# DIRECTION
Repeat every entry word for word, skipping the pictures.

# DATA FOR THE TASK
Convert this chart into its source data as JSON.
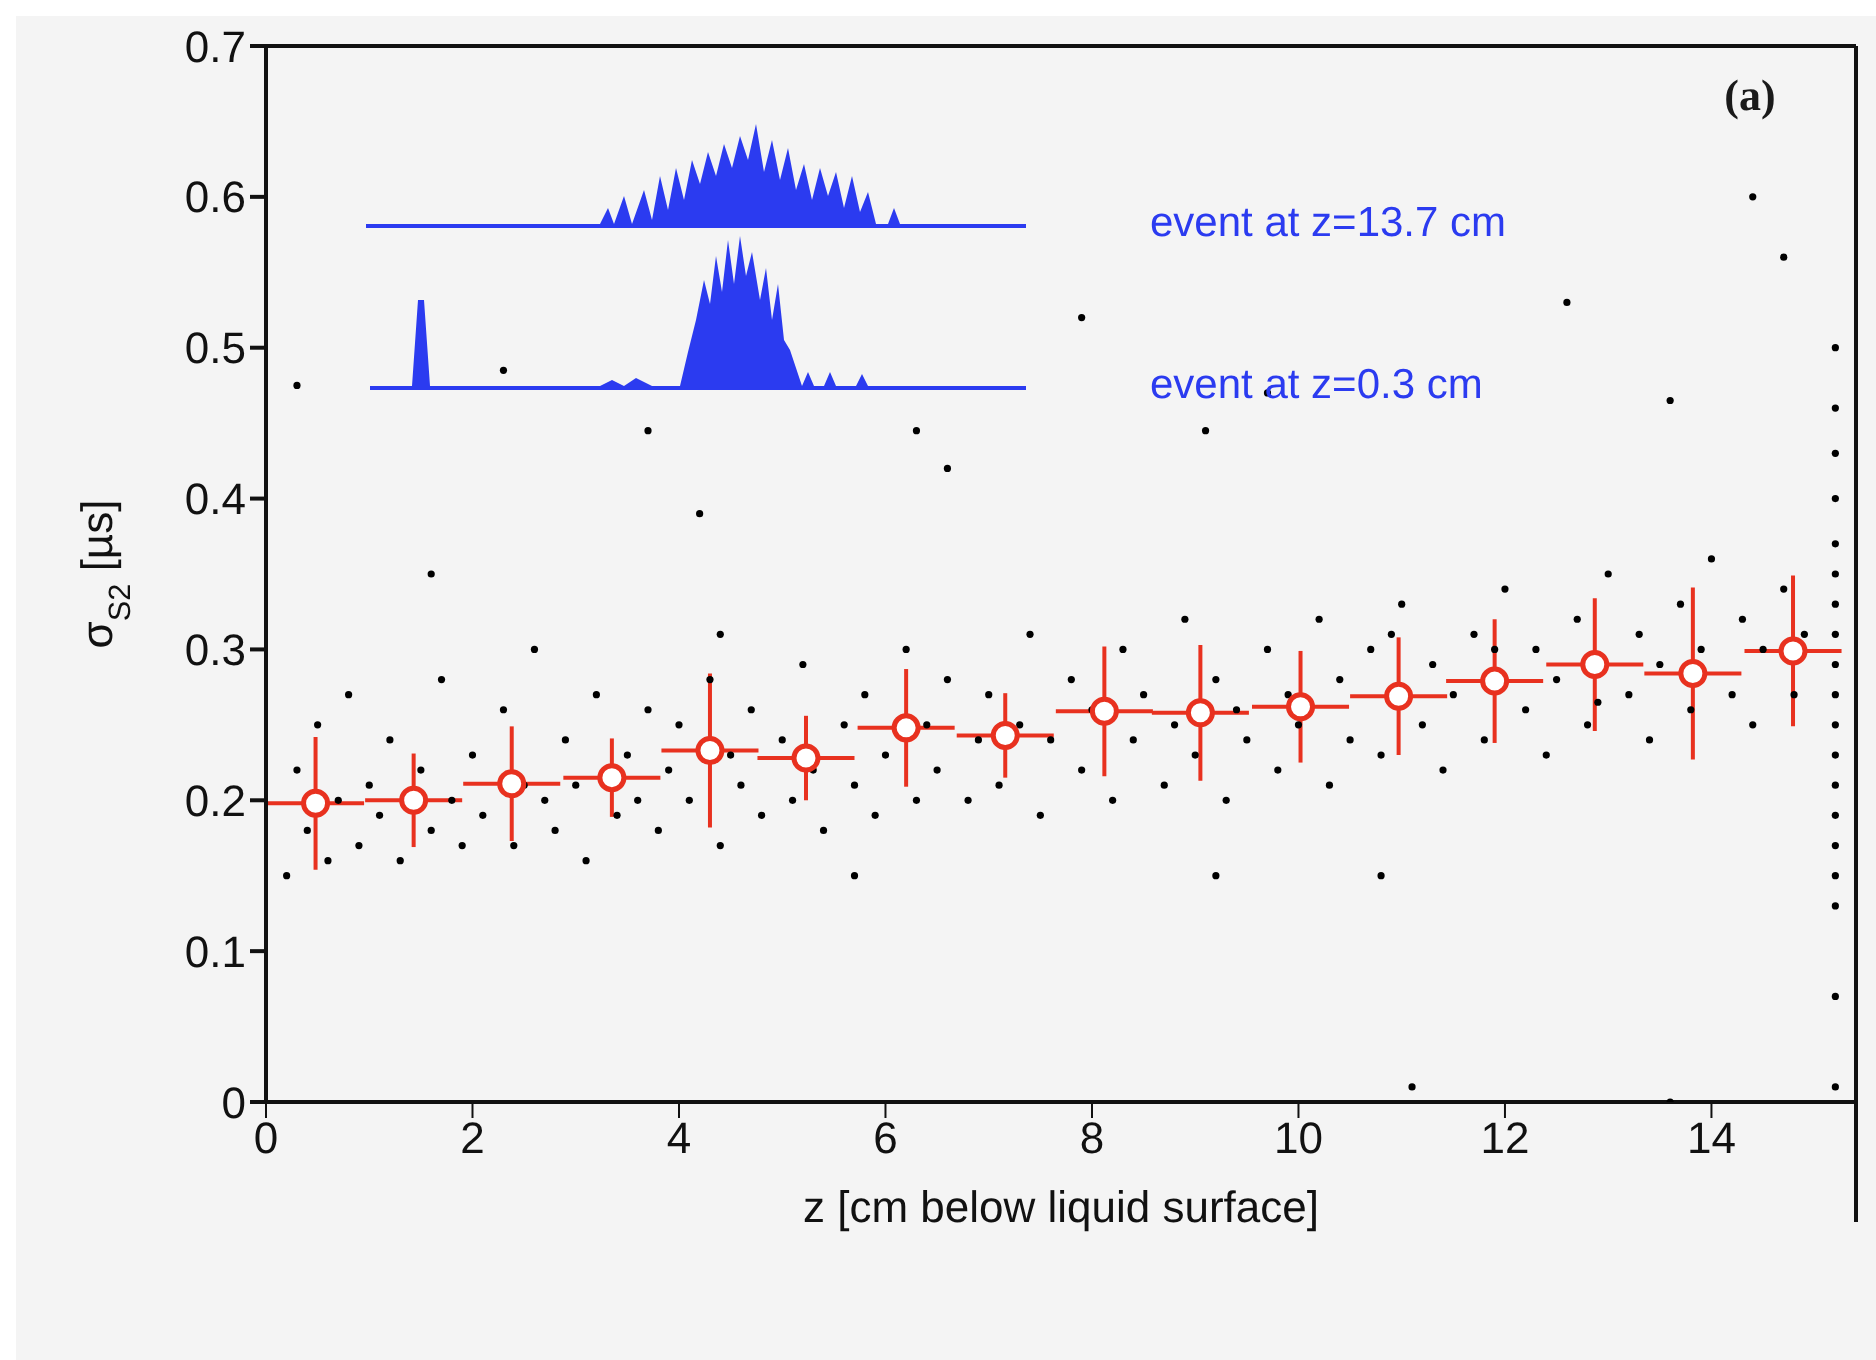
{
  "chart_data": {
    "type": "scatter",
    "xlabel": "z  [cm below liquid surface]",
    "ylabel": "σ$_{S2}$  [µs]",
    "xlim": [
      0,
      15.4
    ],
    "ylim": [
      0,
      0.7
    ],
    "xticks": [
      0,
      2,
      4,
      6,
      8,
      10,
      12,
      14
    ],
    "yticks": [
      0,
      0.1,
      0.2,
      0.3,
      0.4,
      0.5,
      0.6,
      0.7
    ],
    "grid": false,
    "legend": false,
    "marker": "circle",
    "annotations": [
      "event at z=13.7 cm",
      "event at z=0.3 cm",
      "(a)"
    ],
    "series": [
      {
        "color": "#000000",
        "x": [
          0.2,
          0.3,
          0.4,
          0.5,
          0.6,
          0.7,
          0.8,
          0.9,
          1.0,
          1.1,
          1.2,
          1.3,
          1.5,
          1.6,
          1.7,
          1.8,
          1.9,
          2.0,
          2.1,
          2.3,
          2.4,
          2.5,
          2.6,
          2.7,
          2.8,
          2.9,
          3.0,
          3.1,
          3.2,
          3.4,
          3.5,
          3.6,
          3.7,
          3.8,
          3.9,
          4.0,
          4.1,
          4.3,
          4.4,
          4.5,
          4.6,
          4.7,
          4.8,
          5.0,
          5.1,
          5.2,
          5.3,
          5.4,
          5.6,
          5.7,
          5.8,
          5.9,
          6.0,
          6.2,
          6.3,
          6.4,
          6.5,
          6.6,
          6.8,
          6.9,
          7.0,
          7.1,
          7.3,
          7.4,
          7.5,
          7.6,
          7.8,
          7.9,
          8.0,
          8.2,
          8.3,
          8.4,
          8.5,
          8.7,
          8.8,
          8.9,
          9.0,
          9.2,
          9.3,
          9.4,
          9.5,
          9.7,
          9.8,
          9.9,
          10.0,
          10.2,
          10.3,
          10.4,
          10.5,
          10.7,
          10.8,
          10.9,
          11.0,
          11.2,
          11.3,
          11.4,
          11.5,
          11.7,
          11.8,
          11.9,
          12.0,
          12.2,
          12.3,
          12.4,
          12.5,
          12.7,
          12.8,
          12.9,
          13.0,
          13.2,
          13.3,
          13.4,
          13.5,
          13.7,
          13.8,
          13.9,
          14.0,
          14.2,
          14.3,
          14.4,
          14.5,
          14.7,
          14.8,
          14.9,
          0.3,
          1.6,
          2.3,
          3.7,
          4.2,
          6.3,
          6.6,
          7.9,
          9.1,
          9.7,
          11.1,
          12.6,
          13.6,
          14.4,
          14.7,
          4.4,
          10.8,
          13.6,
          5.7,
          9.2,
          15.2,
          15.2,
          15.2,
          15.2,
          15.2,
          15.2,
          15.2,
          15.2,
          15.2,
          15.2,
          15.2,
          15.2,
          15.2,
          15.2,
          15.2,
          15.2,
          15.2,
          15.2,
          15.2
        ],
        "values": [
          0.15,
          0.22,
          0.18,
          0.25,
          0.16,
          0.2,
          0.27,
          0.17,
          0.21,
          0.19,
          0.24,
          0.16,
          0.22,
          0.18,
          0.28,
          0.2,
          0.17,
          0.23,
          0.19,
          0.26,
          0.17,
          0.21,
          0.3,
          0.2,
          0.18,
          0.24,
          0.21,
          0.16,
          0.27,
          0.19,
          0.23,
          0.2,
          0.26,
          0.18,
          0.22,
          0.25,
          0.2,
          0.28,
          0.17,
          0.23,
          0.21,
          0.26,
          0.19,
          0.24,
          0.2,
          0.29,
          0.22,
          0.18,
          0.25,
          0.21,
          0.27,
          0.19,
          0.23,
          0.3,
          0.2,
          0.25,
          0.22,
          0.28,
          0.2,
          0.24,
          0.27,
          0.21,
          0.25,
          0.31,
          0.19,
          0.24,
          0.28,
          0.22,
          0.26,
          0.2,
          0.3,
          0.24,
          0.27,
          0.21,
          0.25,
          0.32,
          0.23,
          0.28,
          0.2,
          0.26,
          0.24,
          0.3,
          0.22,
          0.27,
          0.25,
          0.32,
          0.21,
          0.28,
          0.24,
          0.3,
          0.23,
          0.31,
          0.33,
          0.25,
          0.29,
          0.22,
          0.27,
          0.31,
          0.24,
          0.3,
          0.34,
          0.26,
          0.3,
          0.23,
          0.28,
          0.32,
          0.25,
          0.265,
          0.35,
          0.27,
          0.31,
          0.24,
          0.29,
          0.33,
          0.26,
          0.3,
          0.36,
          0.27,
          0.32,
          0.25,
          0.3,
          0.34,
          0.27,
          0.31,
          0.475,
          0.35,
          0.485,
          0.445,
          0.39,
          0.445,
          0.42,
          0.52,
          0.445,
          0.47,
          0.01,
          0.53,
          0.465,
          0.6,
          0.56,
          0.31,
          0.15,
          0.0,
          0.15,
          0.15,
          0.01,
          0.07,
          0.13,
          0.15,
          0.17,
          0.19,
          0.21,
          0.23,
          0.25,
          0.27,
          0.29,
          0.31,
          0.33,
          0.35,
          0.37,
          0.4,
          0.43,
          0.46,
          0.5
        ]
      },
      {
        "color": "#e8311f",
        "x": [
          0.48,
          1.43,
          2.38,
          3.35,
          4.3,
          5.23,
          6.2,
          7.16,
          8.12,
          9.05,
          10.02,
          10.97,
          11.9,
          12.87,
          13.82,
          14.79
        ],
        "values": [
          0.198,
          0.2,
          0.211,
          0.215,
          0.233,
          0.228,
          0.248,
          0.243,
          0.259,
          0.258,
          0.262,
          0.269,
          0.279,
          0.29,
          0.284,
          0.299
        ],
        "errors": [
          0.044,
          0.031,
          0.038,
          0.026,
          0.051,
          0.028,
          0.039,
          0.028,
          0.043,
          0.045,
          0.037,
          0.039,
          0.041,
          0.044,
          0.057,
          0.05
        ],
        "xerrors": [
          0.47,
          0.47,
          0.47,
          0.47,
          0.47,
          0.47,
          0.47,
          0.47,
          0.47,
          0.47,
          0.47,
          0.47,
          0.47,
          0.47,
          0.47,
          0.47
        ]
      }
    ]
  }
}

# RESPONSE TO THE TASK
Convert this chart into its source data as JSON.
{
  "chart_data": {
    "type": "scatter",
    "xlabel": "z  [cm below liquid surface]",
    "ylabel": "σ$_{S2}$  [µs]",
    "xlim": [
      0,
      15.4
    ],
    "ylim": [
      0,
      0.7
    ],
    "xticks": [
      0,
      2,
      4,
      6,
      8,
      10,
      12,
      14
    ],
    "yticks": [
      0,
      0.1,
      0.2,
      0.3,
      0.4,
      0.5,
      0.6,
      0.7
    ],
    "grid": false,
    "legend": false,
    "marker": "circle",
    "annotations": [
      "event at z=13.7 cm",
      "event at z=0.3 cm",
      "(a)"
    ],
    "series": [
      {
        "color": "#000000",
        "x": [
          0.2,
          0.3,
          0.4,
          0.5,
          0.6,
          0.7,
          0.8,
          0.9,
          1.0,
          1.1,
          1.2,
          1.3,
          1.5,
          1.6,
          1.7,
          1.8,
          1.9,
          2.0,
          2.1,
          2.3,
          2.4,
          2.5,
          2.6,
          2.7,
          2.8,
          2.9,
          3.0,
          3.1,
          3.2,
          3.4,
          3.5,
          3.6,
          3.7,
          3.8,
          3.9,
          4.0,
          4.1,
          4.3,
          4.4,
          4.5,
          4.6,
          4.7,
          4.8,
          5.0,
          5.1,
          5.2,
          5.3,
          5.4,
          5.6,
          5.7,
          5.8,
          5.9,
          6.0,
          6.2,
          6.3,
          6.4,
          6.5,
          6.6,
          6.8,
          6.9,
          7.0,
          7.1,
          7.3,
          7.4,
          7.5,
          7.6,
          7.8,
          7.9,
          8.0,
          8.2,
          8.3,
          8.4,
          8.5,
          8.7,
          8.8,
          8.9,
          9.0,
          9.2,
          9.3,
          9.4,
          9.5,
          9.7,
          9.8,
          9.9,
          10.0,
          10.2,
          10.3,
          10.4,
          10.5,
          10.7,
          10.8,
          10.9,
          11.0,
          11.2,
          11.3,
          11.4,
          11.5,
          11.7,
          11.8,
          11.9,
          12.0,
          12.2,
          12.3,
          12.4,
          12.5,
          12.7,
          12.8,
          12.9,
          13.0,
          13.2,
          13.3,
          13.4,
          13.5,
          13.7,
          13.8,
          13.9,
          14.0,
          14.2,
          14.3,
          14.4,
          14.5,
          14.7,
          14.8,
          14.9,
          0.3,
          1.6,
          2.3,
          3.7,
          4.2,
          6.3,
          6.6,
          7.9,
          9.1,
          9.7,
          11.1,
          12.6,
          13.6,
          14.4,
          14.7,
          4.4,
          10.8,
          13.6,
          5.7,
          9.2,
          15.2,
          15.2,
          15.2,
          15.2,
          15.2,
          15.2,
          15.2,
          15.2,
          15.2,
          15.2,
          15.2,
          15.2,
          15.2,
          15.2,
          15.2,
          15.2,
          15.2,
          15.2,
          15.2
        ],
        "values": [
          0.15,
          0.22,
          0.18,
          0.25,
          0.16,
          0.2,
          0.27,
          0.17,
          0.21,
          0.19,
          0.24,
          0.16,
          0.22,
          0.18,
          0.28,
          0.2,
          0.17,
          0.23,
          0.19,
          0.26,
          0.17,
          0.21,
          0.3,
          0.2,
          0.18,
          0.24,
          0.21,
          0.16,
          0.27,
          0.19,
          0.23,
          0.2,
          0.26,
          0.18,
          0.22,
          0.25,
          0.2,
          0.28,
          0.17,
          0.23,
          0.21,
          0.26,
          0.19,
          0.24,
          0.2,
          0.29,
          0.22,
          0.18,
          0.25,
          0.21,
          0.27,
          0.19,
          0.23,
          0.3,
          0.2,
          0.25,
          0.22,
          0.28,
          0.2,
          0.24,
          0.27,
          0.21,
          0.25,
          0.31,
          0.19,
          0.24,
          0.28,
          0.22,
          0.26,
          0.2,
          0.3,
          0.24,
          0.27,
          0.21,
          0.25,
          0.32,
          0.23,
          0.28,
          0.2,
          0.26,
          0.24,
          0.3,
          0.22,
          0.27,
          0.25,
          0.32,
          0.21,
          0.28,
          0.24,
          0.3,
          0.23,
          0.31,
          0.33,
          0.25,
          0.29,
          0.22,
          0.27,
          0.31,
          0.24,
          0.3,
          0.34,
          0.26,
          0.3,
          0.23,
          0.28,
          0.32,
          0.25,
          0.265,
          0.35,
          0.27,
          0.31,
          0.24,
          0.29,
          0.33,
          0.26,
          0.3,
          0.36,
          0.27,
          0.32,
          0.25,
          0.3,
          0.34,
          0.27,
          0.31,
          0.475,
          0.35,
          0.485,
          0.445,
          0.39,
          0.445,
          0.42,
          0.52,
          0.445,
          0.47,
          0.01,
          0.53,
          0.465,
          0.6,
          0.56,
          0.31,
          0.15,
          0.0,
          0.15,
          0.15,
          0.01,
          0.07,
          0.13,
          0.15,
          0.17,
          0.19,
          0.21,
          0.23,
          0.25,
          0.27,
          0.29,
          0.31,
          0.33,
          0.35,
          0.37,
          0.4,
          0.43,
          0.46,
          0.5
        ]
      },
      {
        "color": "#e8311f",
        "x": [
          0.48,
          1.43,
          2.38,
          3.35,
          4.3,
          5.23,
          6.2,
          7.16,
          8.12,
          9.05,
          10.02,
          10.97,
          11.9,
          12.87,
          13.82,
          14.79
        ],
        "values": [
          0.198,
          0.2,
          0.211,
          0.215,
          0.233,
          0.228,
          0.248,
          0.243,
          0.259,
          0.258,
          0.262,
          0.269,
          0.279,
          0.29,
          0.284,
          0.299
        ],
        "errors": [
          0.044,
          0.031,
          0.038,
          0.026,
          0.051,
          0.028,
          0.039,
          0.028,
          0.043,
          0.045,
          0.037,
          0.039,
          0.041,
          0.044,
          0.057,
          0.05
        ],
        "xerrors": [
          0.47,
          0.47,
          0.47,
          0.47,
          0.47,
          0.47,
          0.47,
          0.47,
          0.47,
          0.47,
          0.47,
          0.47,
          0.47,
          0.47,
          0.47,
          0.47
        ]
      }
    ]
  }
}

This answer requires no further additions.